**Short exercise:** Where a line holds the string "onException", return that line.

**Information provided:**
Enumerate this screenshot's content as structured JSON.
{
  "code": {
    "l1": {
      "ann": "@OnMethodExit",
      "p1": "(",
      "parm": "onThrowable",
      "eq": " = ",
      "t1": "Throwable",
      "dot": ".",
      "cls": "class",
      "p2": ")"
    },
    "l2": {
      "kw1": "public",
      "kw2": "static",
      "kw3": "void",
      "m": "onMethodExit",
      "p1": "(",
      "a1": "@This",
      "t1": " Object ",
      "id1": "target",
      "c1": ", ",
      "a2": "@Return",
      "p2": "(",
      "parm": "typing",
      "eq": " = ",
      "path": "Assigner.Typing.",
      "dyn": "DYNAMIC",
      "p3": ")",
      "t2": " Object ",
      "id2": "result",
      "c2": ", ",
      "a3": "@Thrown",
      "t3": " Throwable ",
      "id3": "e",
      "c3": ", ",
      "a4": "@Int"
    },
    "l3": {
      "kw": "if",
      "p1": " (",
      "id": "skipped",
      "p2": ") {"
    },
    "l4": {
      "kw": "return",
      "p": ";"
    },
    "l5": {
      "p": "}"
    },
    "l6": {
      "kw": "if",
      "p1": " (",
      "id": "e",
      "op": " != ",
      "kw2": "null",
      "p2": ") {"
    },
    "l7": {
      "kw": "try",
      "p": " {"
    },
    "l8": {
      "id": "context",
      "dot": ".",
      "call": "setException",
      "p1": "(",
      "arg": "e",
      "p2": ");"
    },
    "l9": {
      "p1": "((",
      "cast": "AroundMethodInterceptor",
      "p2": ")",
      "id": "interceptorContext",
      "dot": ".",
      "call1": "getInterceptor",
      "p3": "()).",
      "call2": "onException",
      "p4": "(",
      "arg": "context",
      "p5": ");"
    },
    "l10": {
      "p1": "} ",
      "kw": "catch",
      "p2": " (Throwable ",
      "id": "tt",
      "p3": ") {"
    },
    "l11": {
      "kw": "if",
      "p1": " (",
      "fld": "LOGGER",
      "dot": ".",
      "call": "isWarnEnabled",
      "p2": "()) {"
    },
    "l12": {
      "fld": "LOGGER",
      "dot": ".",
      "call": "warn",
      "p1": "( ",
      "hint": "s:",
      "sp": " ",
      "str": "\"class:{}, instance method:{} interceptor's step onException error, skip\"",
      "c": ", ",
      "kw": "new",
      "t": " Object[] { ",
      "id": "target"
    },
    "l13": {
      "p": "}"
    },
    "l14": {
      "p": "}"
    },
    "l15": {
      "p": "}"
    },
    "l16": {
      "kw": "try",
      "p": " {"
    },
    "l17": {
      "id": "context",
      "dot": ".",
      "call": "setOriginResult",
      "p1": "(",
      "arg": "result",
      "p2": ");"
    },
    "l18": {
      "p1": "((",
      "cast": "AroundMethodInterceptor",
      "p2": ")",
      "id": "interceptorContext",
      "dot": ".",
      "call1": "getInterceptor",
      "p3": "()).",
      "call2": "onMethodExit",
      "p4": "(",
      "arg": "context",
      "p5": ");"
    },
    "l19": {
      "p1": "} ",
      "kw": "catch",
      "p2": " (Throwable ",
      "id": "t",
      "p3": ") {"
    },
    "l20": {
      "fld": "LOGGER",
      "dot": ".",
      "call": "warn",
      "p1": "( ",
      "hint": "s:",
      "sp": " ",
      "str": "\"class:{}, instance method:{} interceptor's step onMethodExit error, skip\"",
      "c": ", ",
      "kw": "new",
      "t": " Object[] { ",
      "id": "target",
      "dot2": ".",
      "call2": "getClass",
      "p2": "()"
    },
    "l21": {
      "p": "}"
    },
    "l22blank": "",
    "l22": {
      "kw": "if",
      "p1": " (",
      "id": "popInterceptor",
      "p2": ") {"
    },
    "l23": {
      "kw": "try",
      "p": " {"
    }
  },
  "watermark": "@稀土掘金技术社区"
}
--
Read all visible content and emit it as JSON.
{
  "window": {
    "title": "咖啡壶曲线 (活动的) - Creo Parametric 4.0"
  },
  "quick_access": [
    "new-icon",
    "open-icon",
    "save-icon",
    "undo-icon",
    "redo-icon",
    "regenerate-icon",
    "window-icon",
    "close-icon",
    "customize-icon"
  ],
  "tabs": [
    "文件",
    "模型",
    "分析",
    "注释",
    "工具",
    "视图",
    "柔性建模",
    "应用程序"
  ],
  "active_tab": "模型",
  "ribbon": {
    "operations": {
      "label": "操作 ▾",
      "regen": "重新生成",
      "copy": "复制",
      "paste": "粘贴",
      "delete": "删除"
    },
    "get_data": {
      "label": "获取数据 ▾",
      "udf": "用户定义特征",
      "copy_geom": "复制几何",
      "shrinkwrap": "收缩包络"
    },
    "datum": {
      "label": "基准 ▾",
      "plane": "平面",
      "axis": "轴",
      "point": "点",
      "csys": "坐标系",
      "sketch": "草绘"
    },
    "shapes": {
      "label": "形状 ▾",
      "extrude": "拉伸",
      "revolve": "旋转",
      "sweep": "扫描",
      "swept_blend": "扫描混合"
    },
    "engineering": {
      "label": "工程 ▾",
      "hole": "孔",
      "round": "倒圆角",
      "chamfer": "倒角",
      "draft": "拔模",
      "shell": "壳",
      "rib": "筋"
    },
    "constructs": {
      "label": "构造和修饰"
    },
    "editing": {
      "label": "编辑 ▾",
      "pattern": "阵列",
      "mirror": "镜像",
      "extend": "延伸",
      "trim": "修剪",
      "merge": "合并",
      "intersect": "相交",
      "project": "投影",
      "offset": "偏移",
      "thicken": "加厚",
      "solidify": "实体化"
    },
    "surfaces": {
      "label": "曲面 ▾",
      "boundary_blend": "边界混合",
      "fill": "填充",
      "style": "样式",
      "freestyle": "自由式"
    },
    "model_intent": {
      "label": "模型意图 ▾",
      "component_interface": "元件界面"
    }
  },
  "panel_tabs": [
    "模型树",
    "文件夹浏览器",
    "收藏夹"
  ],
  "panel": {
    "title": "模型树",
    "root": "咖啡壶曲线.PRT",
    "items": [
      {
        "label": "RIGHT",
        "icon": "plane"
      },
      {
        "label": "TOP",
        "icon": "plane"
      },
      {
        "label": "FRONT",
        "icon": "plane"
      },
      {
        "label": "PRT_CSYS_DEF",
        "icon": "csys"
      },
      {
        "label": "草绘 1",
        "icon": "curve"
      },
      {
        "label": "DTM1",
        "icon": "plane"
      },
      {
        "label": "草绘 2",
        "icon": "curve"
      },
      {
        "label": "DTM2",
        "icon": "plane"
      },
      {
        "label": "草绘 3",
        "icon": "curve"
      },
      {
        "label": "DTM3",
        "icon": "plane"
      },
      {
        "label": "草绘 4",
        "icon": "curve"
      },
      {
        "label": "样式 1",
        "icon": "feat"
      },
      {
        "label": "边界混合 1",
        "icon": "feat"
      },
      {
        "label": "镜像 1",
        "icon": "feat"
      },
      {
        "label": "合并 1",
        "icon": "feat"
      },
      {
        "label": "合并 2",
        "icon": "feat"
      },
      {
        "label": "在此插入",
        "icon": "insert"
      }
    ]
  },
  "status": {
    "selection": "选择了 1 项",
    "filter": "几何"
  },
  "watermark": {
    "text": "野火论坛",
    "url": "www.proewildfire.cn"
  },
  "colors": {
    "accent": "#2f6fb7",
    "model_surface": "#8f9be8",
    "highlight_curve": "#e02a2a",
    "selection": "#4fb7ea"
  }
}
...
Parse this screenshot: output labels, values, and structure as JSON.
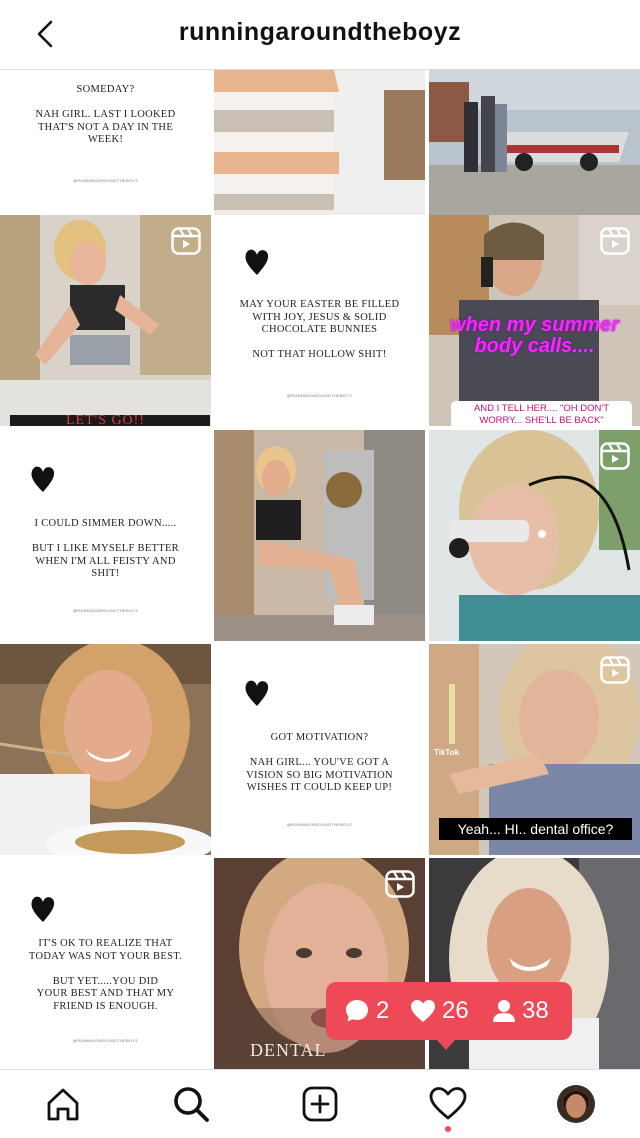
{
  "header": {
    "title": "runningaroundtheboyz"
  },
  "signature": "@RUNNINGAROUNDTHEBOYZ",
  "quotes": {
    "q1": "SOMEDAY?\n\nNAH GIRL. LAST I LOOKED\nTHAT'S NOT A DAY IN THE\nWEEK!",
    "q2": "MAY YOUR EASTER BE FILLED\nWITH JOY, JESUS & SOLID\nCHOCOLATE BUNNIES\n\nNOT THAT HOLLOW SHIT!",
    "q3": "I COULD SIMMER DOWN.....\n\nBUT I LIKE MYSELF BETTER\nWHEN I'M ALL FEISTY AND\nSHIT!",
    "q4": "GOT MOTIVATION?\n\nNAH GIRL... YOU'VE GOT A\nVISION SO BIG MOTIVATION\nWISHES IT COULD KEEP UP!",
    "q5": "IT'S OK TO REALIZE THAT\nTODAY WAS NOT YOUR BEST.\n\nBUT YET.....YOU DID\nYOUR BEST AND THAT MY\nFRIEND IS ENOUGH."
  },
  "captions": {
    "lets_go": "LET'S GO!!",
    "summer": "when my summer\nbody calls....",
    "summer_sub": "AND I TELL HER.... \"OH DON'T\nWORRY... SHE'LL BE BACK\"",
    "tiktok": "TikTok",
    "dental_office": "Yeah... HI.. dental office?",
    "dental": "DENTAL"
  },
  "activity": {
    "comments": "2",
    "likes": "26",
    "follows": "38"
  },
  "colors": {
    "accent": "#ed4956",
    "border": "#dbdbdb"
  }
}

**Solution for this exercise:**
      "call2": "onException",
      "str": "\"class:{}, instance method:{} interceptor's step onException error, skip\"",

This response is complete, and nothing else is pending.